Lines containing the word "Saman" should be extracted in full.

....................

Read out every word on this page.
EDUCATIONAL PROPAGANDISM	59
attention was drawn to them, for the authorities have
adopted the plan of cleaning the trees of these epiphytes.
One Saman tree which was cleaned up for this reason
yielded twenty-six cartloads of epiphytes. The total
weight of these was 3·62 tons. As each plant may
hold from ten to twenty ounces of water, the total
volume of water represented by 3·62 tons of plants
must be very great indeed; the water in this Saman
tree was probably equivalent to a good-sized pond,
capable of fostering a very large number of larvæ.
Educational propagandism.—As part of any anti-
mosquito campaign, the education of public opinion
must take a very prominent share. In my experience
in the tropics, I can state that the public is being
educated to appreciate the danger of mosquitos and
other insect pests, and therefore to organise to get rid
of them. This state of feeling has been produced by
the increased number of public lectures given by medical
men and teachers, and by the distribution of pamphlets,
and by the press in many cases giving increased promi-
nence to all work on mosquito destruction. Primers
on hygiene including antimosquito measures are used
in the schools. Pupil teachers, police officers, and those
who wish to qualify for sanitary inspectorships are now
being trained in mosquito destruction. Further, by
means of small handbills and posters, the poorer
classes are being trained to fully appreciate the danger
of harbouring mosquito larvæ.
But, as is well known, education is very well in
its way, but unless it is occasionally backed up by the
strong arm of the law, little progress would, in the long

....................

» **Task answer**
One Saman tree which was cleaned up for this reason
must be very great indeed; the water in this Saman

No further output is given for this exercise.